> [TASK DETAILS]
Identify every line containing the word "categories" and reproduce each one.
• • • • • • •
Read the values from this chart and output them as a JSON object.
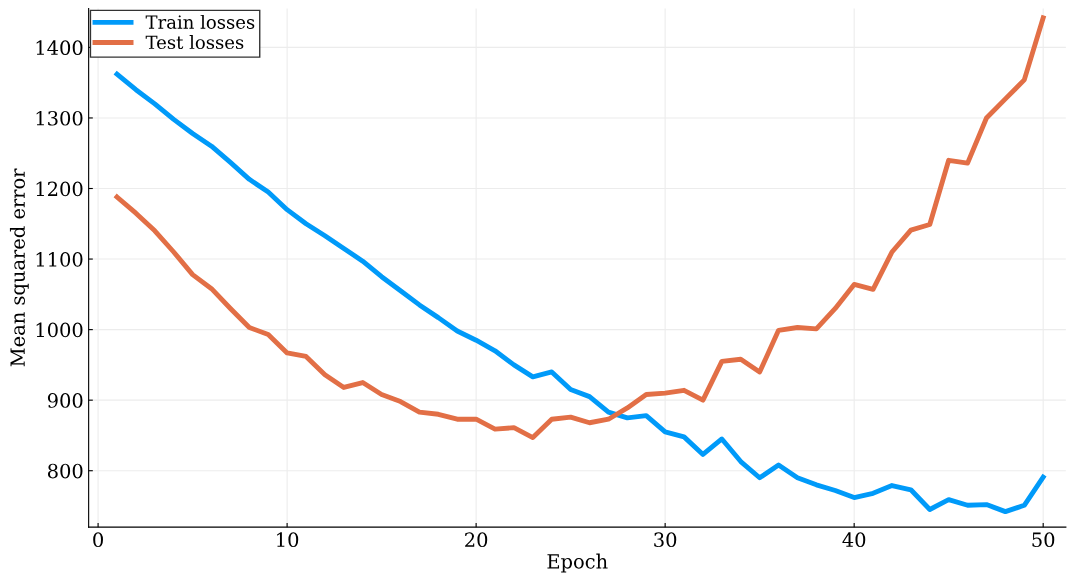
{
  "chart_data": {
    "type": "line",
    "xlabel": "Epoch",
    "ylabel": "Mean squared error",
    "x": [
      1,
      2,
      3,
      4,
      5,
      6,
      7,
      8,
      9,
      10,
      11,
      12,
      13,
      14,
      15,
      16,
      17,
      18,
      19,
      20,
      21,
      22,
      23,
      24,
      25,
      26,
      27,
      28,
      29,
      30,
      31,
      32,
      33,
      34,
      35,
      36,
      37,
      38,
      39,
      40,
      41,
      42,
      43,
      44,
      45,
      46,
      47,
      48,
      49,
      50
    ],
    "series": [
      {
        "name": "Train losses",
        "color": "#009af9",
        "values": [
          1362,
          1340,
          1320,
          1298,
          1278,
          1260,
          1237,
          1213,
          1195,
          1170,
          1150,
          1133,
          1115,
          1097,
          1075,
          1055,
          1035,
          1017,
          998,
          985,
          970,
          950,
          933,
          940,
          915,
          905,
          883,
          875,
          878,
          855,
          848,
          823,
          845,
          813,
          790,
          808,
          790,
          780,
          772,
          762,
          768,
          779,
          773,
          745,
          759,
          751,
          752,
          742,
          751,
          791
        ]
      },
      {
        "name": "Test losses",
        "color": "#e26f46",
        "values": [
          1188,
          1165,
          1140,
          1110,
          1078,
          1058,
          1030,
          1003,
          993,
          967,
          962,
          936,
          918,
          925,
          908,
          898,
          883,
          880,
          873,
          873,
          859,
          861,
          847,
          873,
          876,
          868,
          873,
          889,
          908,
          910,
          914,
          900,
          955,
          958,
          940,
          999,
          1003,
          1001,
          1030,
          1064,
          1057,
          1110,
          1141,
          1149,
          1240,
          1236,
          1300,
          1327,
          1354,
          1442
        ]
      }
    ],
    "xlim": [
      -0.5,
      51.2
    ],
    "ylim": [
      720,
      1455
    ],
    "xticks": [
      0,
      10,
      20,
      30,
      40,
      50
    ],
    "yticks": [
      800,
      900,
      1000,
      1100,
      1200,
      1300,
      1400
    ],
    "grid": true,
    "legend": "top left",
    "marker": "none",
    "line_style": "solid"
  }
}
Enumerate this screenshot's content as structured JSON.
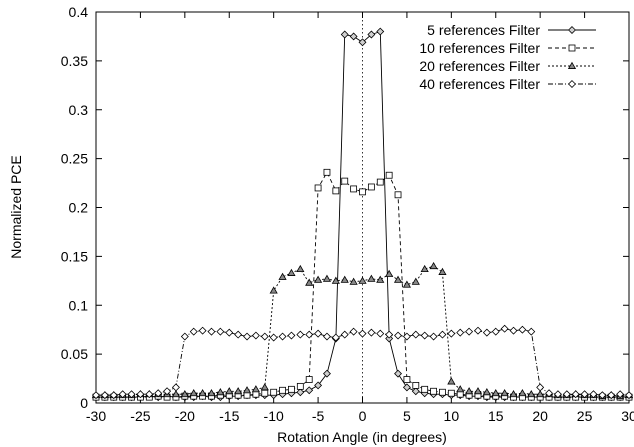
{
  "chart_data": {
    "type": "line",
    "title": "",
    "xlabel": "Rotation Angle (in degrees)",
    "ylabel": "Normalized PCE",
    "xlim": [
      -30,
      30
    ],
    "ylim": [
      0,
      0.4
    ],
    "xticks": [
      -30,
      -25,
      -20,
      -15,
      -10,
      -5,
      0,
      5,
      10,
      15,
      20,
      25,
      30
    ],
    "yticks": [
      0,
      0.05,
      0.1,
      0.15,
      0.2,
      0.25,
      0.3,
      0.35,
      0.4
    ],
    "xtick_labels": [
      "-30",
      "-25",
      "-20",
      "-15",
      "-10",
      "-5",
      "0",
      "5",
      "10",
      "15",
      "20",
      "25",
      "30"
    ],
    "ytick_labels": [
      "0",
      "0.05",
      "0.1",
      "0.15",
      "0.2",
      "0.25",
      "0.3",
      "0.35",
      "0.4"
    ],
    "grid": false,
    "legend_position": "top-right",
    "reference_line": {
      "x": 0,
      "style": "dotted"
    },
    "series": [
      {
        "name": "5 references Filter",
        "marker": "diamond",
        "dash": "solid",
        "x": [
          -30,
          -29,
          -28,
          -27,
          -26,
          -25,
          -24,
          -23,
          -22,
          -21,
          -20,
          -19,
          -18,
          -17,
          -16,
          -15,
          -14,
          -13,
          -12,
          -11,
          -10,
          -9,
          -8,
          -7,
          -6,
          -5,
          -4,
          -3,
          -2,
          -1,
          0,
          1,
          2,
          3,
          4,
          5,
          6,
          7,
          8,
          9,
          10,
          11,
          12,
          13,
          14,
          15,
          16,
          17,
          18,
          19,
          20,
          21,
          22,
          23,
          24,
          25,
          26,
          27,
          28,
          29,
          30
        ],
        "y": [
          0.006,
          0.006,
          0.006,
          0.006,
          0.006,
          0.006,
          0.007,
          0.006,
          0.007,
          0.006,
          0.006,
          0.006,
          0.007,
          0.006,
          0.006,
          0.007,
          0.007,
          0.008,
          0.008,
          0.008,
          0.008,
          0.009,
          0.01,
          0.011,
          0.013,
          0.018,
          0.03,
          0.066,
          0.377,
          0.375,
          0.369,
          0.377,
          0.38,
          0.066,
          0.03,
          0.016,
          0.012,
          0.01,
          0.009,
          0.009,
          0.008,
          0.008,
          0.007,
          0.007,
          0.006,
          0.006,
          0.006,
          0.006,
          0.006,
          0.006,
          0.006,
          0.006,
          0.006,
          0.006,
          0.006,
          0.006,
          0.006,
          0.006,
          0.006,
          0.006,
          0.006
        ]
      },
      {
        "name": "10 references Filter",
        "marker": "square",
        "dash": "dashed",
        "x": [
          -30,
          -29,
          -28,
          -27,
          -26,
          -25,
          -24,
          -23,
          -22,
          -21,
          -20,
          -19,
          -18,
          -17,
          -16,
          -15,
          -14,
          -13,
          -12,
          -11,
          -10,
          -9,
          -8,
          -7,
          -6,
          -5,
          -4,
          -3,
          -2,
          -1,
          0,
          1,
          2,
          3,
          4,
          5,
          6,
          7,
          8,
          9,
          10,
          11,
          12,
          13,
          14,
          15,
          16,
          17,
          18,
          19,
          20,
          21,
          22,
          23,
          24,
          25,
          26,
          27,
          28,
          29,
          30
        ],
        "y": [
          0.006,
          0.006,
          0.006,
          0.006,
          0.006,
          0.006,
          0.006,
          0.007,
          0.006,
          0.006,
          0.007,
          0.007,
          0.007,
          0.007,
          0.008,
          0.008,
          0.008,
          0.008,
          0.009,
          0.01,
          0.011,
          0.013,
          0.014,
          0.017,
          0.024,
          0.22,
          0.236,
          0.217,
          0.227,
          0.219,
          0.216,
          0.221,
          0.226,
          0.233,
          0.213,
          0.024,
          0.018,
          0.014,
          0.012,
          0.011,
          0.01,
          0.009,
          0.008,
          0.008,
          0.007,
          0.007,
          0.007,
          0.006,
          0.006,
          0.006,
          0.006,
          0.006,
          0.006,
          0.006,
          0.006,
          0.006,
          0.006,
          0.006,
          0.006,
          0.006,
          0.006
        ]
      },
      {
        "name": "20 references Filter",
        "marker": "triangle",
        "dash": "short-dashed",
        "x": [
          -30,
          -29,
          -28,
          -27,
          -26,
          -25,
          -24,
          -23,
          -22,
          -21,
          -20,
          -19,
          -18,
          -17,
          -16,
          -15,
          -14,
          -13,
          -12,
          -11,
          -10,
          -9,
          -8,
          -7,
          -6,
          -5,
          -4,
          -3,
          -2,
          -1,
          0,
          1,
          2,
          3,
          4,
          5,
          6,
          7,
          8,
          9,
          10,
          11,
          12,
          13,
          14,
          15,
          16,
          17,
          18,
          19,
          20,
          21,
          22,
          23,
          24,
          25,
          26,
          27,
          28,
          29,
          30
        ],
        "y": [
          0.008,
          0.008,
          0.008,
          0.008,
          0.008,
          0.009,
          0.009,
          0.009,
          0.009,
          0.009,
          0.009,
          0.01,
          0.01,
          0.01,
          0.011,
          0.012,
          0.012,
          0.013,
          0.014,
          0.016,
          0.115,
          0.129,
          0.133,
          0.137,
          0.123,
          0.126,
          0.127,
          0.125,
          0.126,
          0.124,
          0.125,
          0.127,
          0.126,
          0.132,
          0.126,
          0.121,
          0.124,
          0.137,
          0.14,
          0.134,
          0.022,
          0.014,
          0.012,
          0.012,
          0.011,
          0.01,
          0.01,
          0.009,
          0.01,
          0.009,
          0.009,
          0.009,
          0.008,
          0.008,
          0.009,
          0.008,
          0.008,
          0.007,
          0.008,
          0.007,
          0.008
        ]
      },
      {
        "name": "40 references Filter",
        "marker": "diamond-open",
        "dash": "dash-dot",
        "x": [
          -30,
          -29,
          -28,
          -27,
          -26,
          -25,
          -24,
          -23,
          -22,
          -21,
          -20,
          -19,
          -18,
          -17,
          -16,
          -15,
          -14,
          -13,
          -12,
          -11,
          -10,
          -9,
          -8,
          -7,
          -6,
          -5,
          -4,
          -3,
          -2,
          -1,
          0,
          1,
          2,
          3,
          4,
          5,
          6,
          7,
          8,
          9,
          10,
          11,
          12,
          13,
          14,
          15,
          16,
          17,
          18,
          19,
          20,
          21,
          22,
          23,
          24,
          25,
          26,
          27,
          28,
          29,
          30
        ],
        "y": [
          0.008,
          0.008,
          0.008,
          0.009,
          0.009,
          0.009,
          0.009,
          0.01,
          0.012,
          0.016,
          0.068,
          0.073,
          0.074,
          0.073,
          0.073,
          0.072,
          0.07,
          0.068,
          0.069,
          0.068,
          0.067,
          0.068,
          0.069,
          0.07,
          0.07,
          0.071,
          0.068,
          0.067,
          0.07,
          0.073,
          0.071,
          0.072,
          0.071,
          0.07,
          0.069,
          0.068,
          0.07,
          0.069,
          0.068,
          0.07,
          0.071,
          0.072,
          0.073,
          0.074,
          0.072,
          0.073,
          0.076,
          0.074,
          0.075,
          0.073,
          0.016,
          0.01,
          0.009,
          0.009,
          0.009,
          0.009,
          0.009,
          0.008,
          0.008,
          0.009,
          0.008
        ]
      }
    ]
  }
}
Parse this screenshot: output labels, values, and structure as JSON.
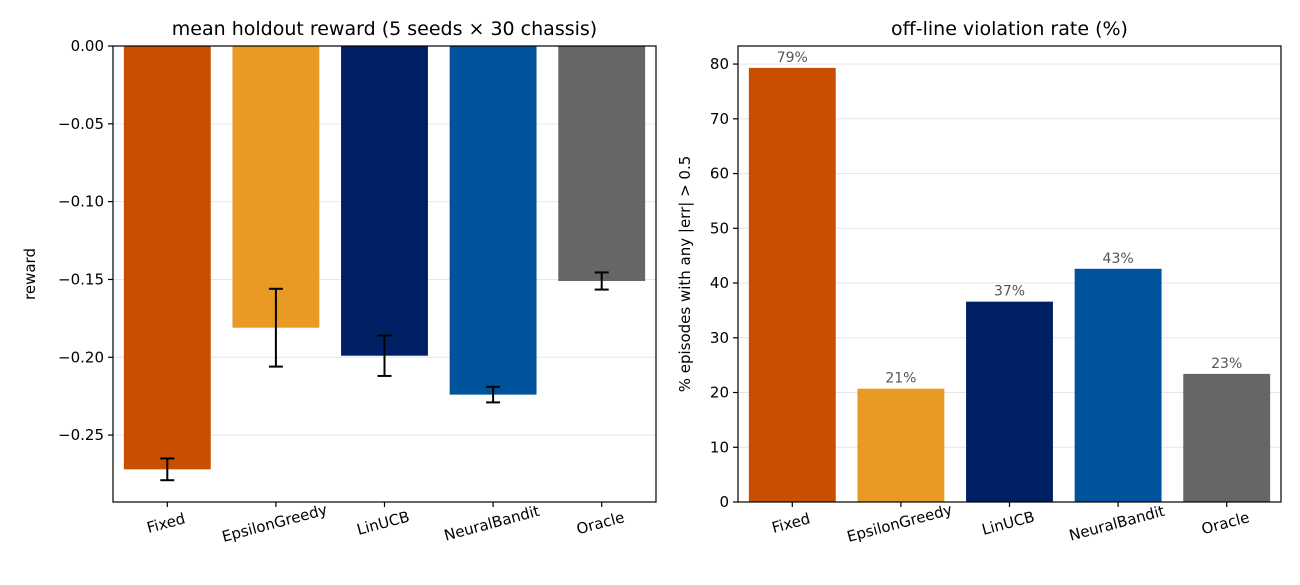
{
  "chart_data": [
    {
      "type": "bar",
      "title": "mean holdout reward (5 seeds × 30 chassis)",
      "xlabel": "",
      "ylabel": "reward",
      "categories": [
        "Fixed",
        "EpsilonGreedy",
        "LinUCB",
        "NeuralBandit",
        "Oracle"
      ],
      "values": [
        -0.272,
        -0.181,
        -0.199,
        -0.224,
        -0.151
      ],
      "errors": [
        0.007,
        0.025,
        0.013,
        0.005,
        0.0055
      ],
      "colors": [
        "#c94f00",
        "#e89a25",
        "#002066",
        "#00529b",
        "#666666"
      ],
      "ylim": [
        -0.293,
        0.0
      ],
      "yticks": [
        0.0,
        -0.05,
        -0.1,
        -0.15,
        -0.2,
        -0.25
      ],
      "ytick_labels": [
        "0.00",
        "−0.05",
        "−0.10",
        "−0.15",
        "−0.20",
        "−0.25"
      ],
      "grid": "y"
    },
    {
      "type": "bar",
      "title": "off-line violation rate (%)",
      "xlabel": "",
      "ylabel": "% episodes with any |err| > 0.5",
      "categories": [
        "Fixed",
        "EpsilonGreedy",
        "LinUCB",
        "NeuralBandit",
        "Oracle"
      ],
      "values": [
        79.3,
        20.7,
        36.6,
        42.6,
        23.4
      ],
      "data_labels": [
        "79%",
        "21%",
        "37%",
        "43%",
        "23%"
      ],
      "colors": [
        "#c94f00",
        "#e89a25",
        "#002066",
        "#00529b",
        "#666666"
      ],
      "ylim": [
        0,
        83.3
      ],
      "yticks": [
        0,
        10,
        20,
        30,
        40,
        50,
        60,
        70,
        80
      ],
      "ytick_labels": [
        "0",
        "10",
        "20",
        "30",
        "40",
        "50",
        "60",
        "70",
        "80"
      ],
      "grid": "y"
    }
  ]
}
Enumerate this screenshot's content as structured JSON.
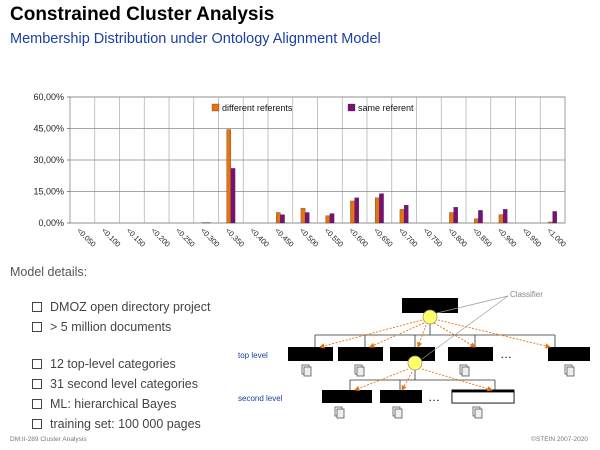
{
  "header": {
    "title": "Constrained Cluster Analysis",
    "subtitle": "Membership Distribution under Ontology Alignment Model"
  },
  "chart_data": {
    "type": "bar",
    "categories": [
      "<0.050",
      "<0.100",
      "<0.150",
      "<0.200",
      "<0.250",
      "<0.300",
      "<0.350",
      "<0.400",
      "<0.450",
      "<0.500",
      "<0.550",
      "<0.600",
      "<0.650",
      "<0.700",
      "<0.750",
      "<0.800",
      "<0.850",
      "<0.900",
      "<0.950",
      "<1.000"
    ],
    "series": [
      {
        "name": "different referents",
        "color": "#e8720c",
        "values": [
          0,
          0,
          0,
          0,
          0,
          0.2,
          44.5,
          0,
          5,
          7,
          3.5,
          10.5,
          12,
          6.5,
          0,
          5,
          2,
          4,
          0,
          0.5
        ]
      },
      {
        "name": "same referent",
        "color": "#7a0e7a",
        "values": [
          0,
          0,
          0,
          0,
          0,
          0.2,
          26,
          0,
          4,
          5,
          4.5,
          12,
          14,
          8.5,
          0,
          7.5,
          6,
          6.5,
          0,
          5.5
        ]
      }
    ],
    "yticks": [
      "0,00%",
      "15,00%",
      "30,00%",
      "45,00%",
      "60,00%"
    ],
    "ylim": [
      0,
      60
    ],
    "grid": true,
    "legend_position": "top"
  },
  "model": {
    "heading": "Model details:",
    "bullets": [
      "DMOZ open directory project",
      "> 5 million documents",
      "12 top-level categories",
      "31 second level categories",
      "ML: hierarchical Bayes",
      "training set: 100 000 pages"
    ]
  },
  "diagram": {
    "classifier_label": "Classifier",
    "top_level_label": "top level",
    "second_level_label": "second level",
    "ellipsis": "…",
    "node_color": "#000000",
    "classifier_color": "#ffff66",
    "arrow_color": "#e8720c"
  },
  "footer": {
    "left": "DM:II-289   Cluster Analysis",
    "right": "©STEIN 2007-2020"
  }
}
• • • • • • •
> [ANSWER TO THE TASK]
      "categories": [
      "categories": [
    "categories": [
      "12 top-level categories",
      "31 second level categories",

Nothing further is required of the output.